__TASK PROMPT__. Using the data below, copy out all lines with the word "title".

○ ○ ○ ○

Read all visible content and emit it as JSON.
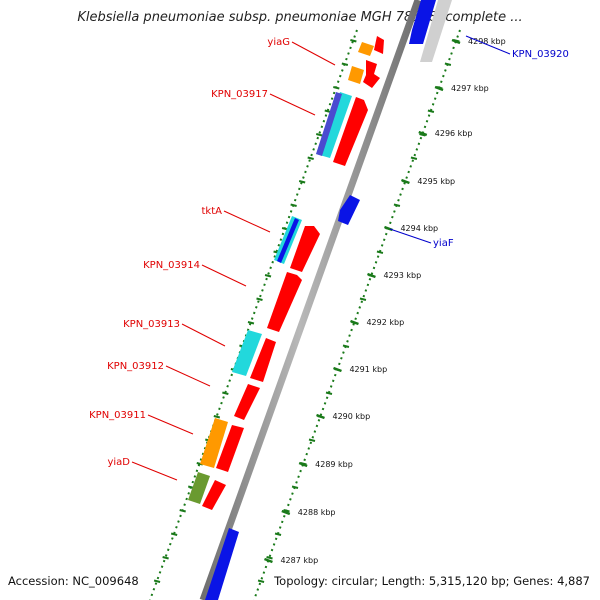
{
  "title": "Klebsiella pneumoniae subsp. pneumoniae MGH 78578, complete ...",
  "footer": {
    "accession": "Accession: NC_009648",
    "info": "Topology: circular; Length: 5,315,120 bp; Genes: 4,887"
  },
  "scale_ticks": [
    "4287 kbp",
    "4288 kbp",
    "4289 kbp",
    "4290 kbp",
    "4291 kbp",
    "4292 kbp",
    "4293 kbp",
    "4294 kbp",
    "4295 kbp",
    "4296 kbp",
    "4297 kbp",
    "4298 kbp"
  ],
  "gene_labels": [
    {
      "name": "yiaG",
      "color": "#e00000"
    },
    {
      "name": "KPN_03917",
      "color": "#e00000"
    },
    {
      "name": "tktA",
      "color": "#e00000"
    },
    {
      "name": "KPN_03914",
      "color": "#e00000"
    },
    {
      "name": "KPN_03913",
      "color": "#e00000"
    },
    {
      "name": "KPN_03912",
      "color": "#e00000"
    },
    {
      "name": "KPN_03911",
      "color": "#e00000"
    },
    {
      "name": "yiaD",
      "color": "#e00000"
    },
    {
      "name": "KPN_03920",
      "color": "#0000cc"
    },
    {
      "name": "yiaF",
      "color": "#0000cc"
    }
  ],
  "colors": {
    "forward_gene": "#ff0000",
    "reverse_gene": "#0a14e6",
    "backbone": "#8c8c8c",
    "tick": "#1a7a1a",
    "orange_feature": "#ff9900",
    "cyan_feature": "#22d8dc",
    "olive_feature": "#6a9a30"
  }
}
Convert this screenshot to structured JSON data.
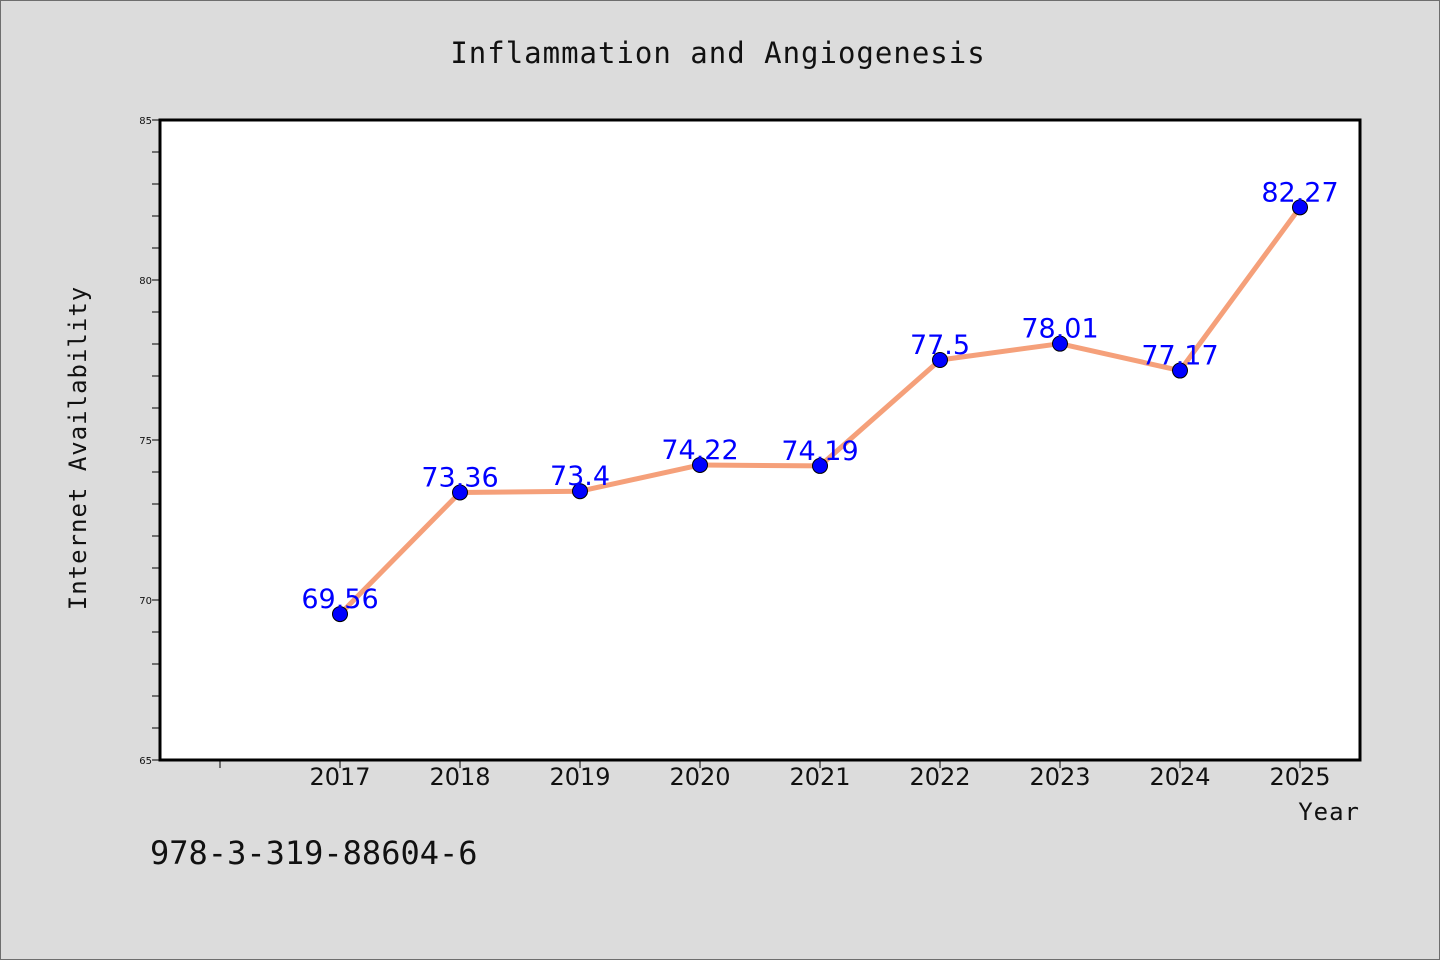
{
  "chart_data": {
    "type": "line",
    "title": "Inflammation and Angiogenesis",
    "xlabel": "Year",
    "ylabel": "Internet Availability",
    "categories": [
      "2017",
      "2018",
      "2019",
      "2020",
      "2021",
      "2022",
      "2023",
      "2024",
      "2025"
    ],
    "series": [
      {
        "values": [
          69.56,
          73.36,
          73.4,
          74.22,
          74.19,
          77.5,
          78.01,
          77.17,
          82.27
        ],
        "data_labels": [
          "69.56",
          "73.36",
          "73.4",
          "74.22",
          "74.19",
          "77.5",
          "78.01",
          "77.17",
          "82.27"
        ],
        "line_color": "#f5a07a",
        "marker_color": "#0000ff"
      }
    ],
    "ylim": [
      65,
      85
    ],
    "yticks": [
      "65",
      "70",
      "75",
      "80",
      "85"
    ],
    "grid": false,
    "legend": "none"
  },
  "footer": {
    "isbn": "978-3-319-88604-6"
  },
  "colors": {
    "background": "#dcdcdc",
    "plot_background": "#ffffff",
    "line": "#f5a07a",
    "marker": "#0000ff",
    "data_label": "#0000ff"
  }
}
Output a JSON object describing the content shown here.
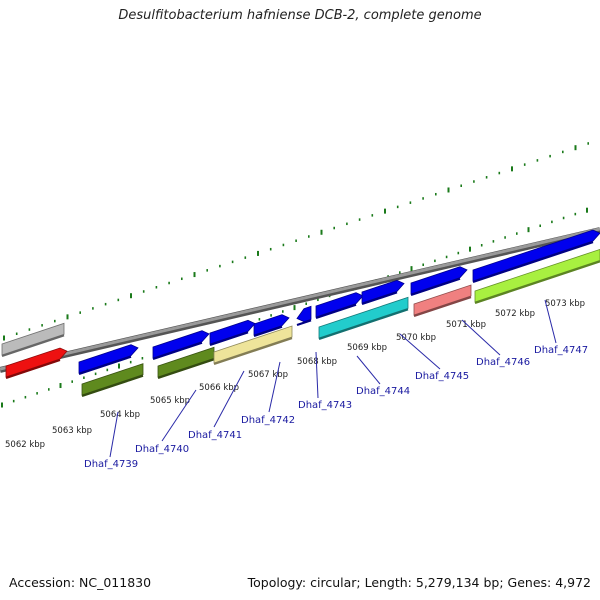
{
  "title": "Desulfitobacterium hafniense DCB-2, complete genome",
  "accession": "Accession: NC_011830",
  "topology": "Topology: circular; Length: 5,279,134 bp; Genes: 4,972",
  "scale_labels": [
    "5062 kbp",
    "5063 kbp",
    "5064 kbp",
    "5065 kbp",
    "5066 kbp",
    "5067 kbp",
    "5068 kbp",
    "5069 kbp",
    "5070 kbp",
    "5071 kbp",
    "5072 kbp",
    "5073 kbp"
  ],
  "gene_labels": [
    "Dhaf_4739",
    "Dhaf_4740",
    "Dhaf_4741",
    "Dhaf_4742",
    "Dhaf_4743",
    "Dhaf_4744",
    "Dhaf_4745",
    "Dhaf_4746",
    "Dhaf_4747"
  ],
  "colors": {
    "forward_gene": "#0000ee",
    "backbone": "#808080",
    "tick": "#1a7a1a",
    "label": "#1a1aa0",
    "red": "#ee1111",
    "gray": "#bbbbbb",
    "olive": "#5f8a1e",
    "khaki": "#eee49a",
    "cyan": "#22cccc",
    "pink": "#f08080",
    "lime": "#a8f040"
  }
}
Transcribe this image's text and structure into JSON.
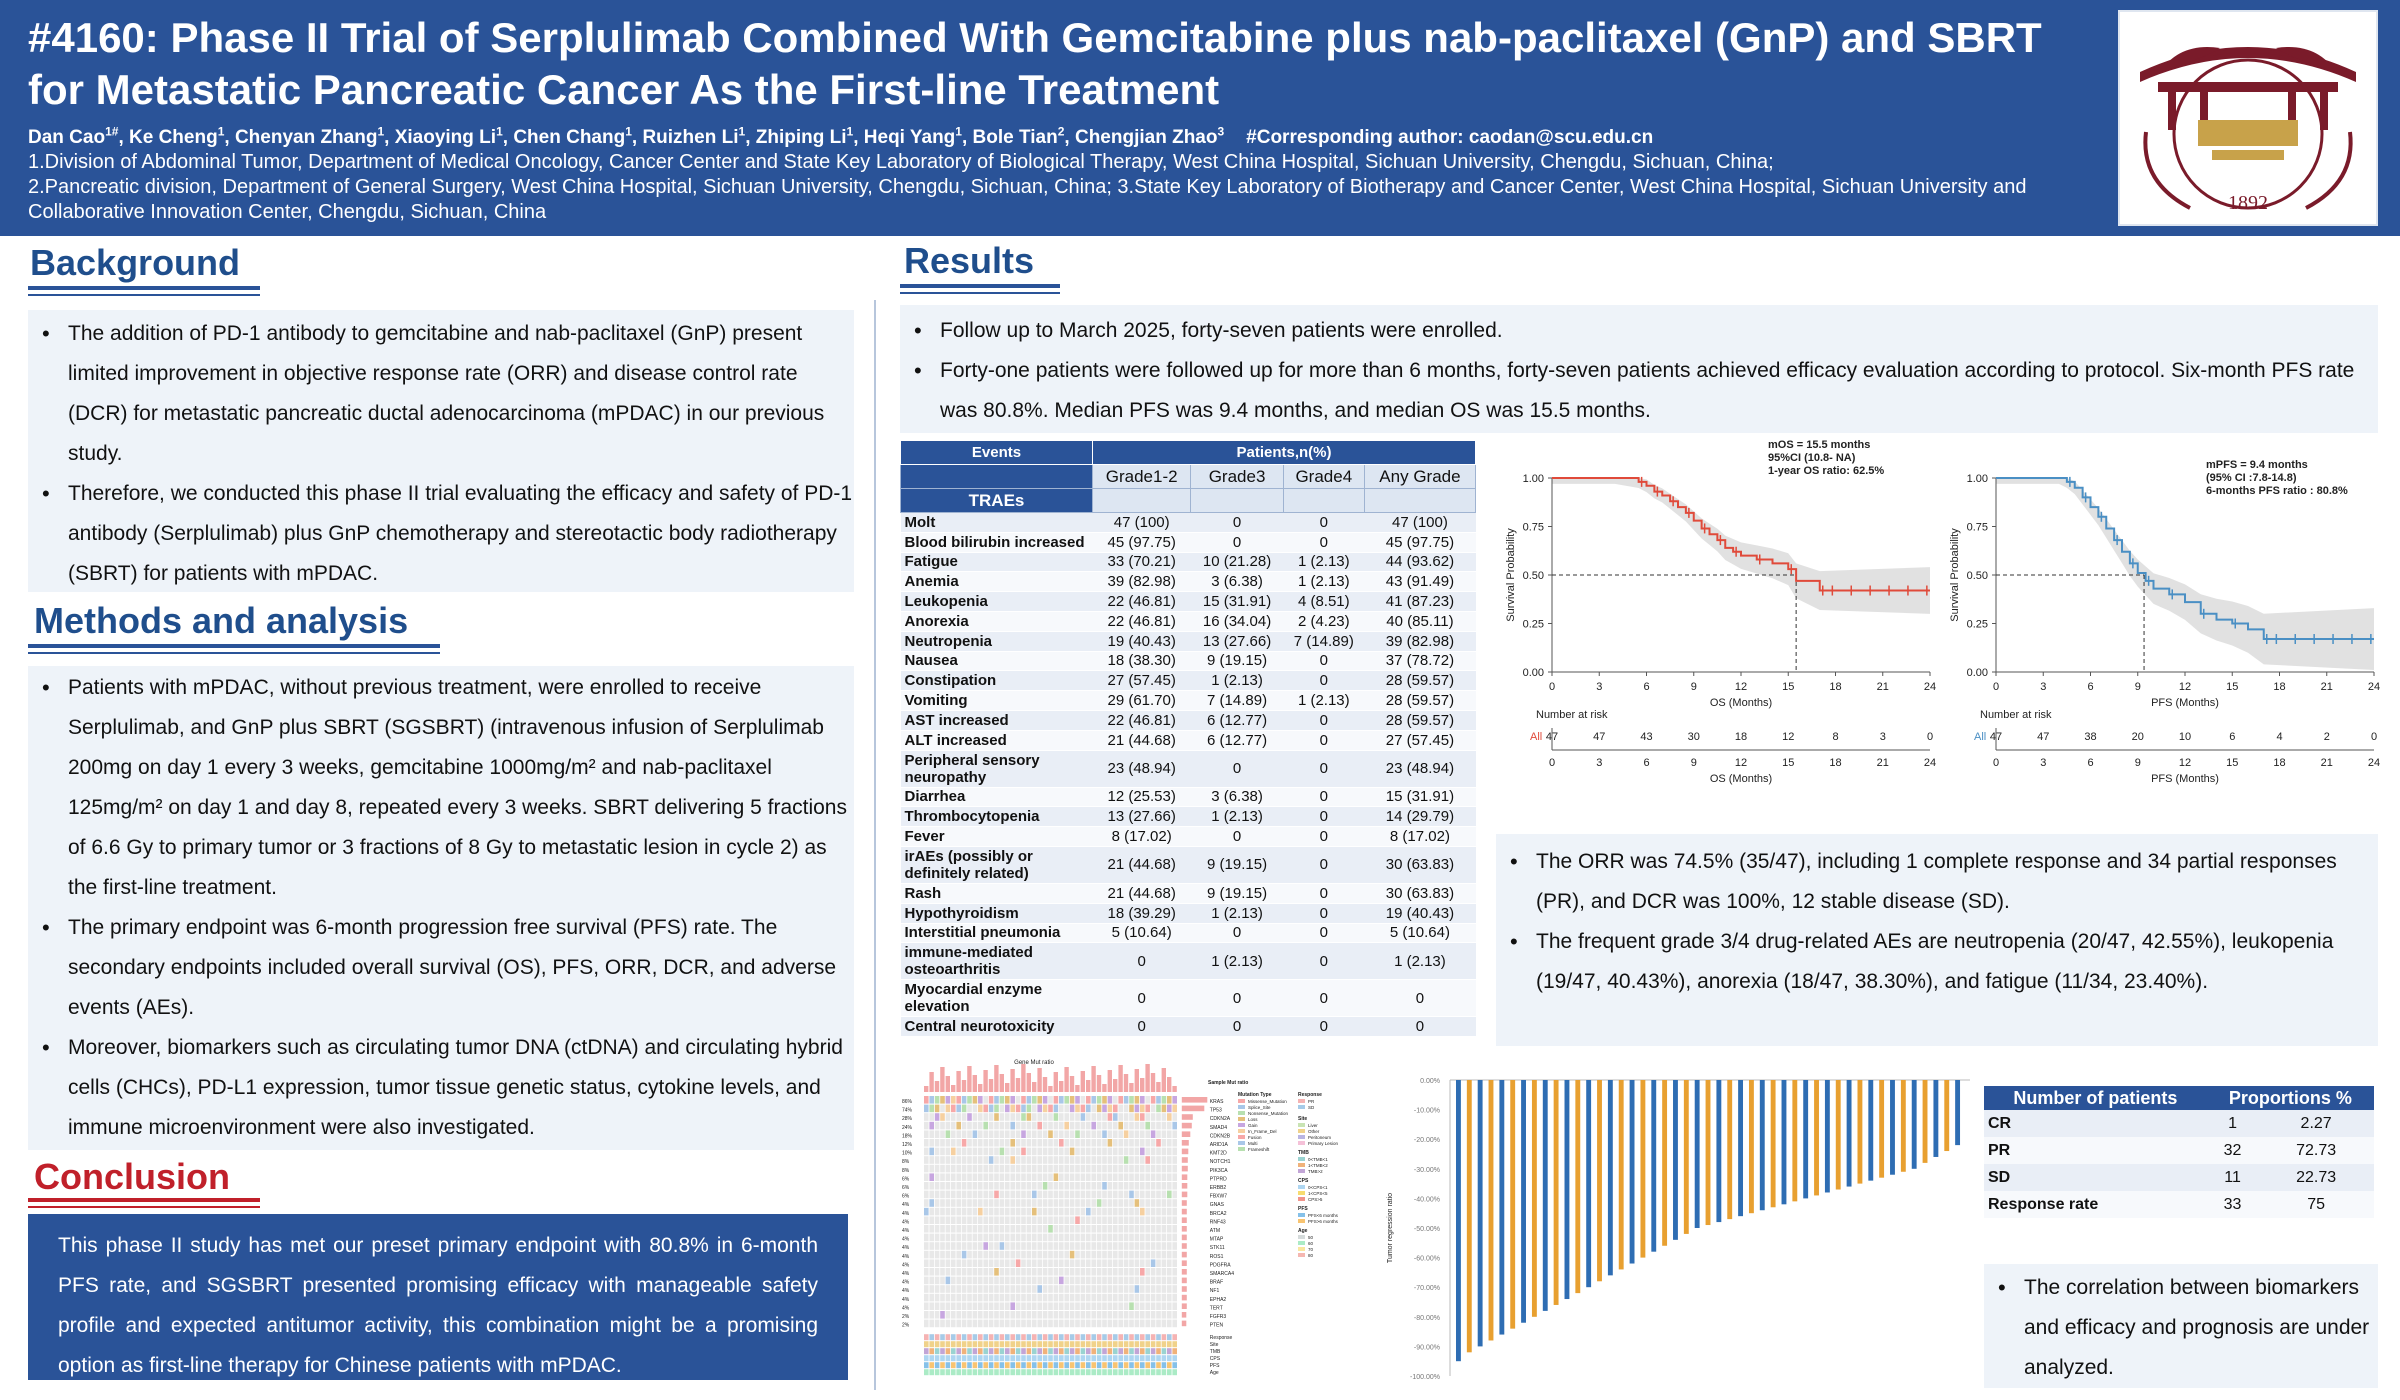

○ ○ ○ ○

__TASK SOLUTION__.
  "title": "Klebsiella pneumoniae subsp. pneumoniae MGH 78578, complete ...",
    "title": "Inflammation and Angiogenesis",
  "title": "Desulfitobacterium hafniense DCB-2, complete genome",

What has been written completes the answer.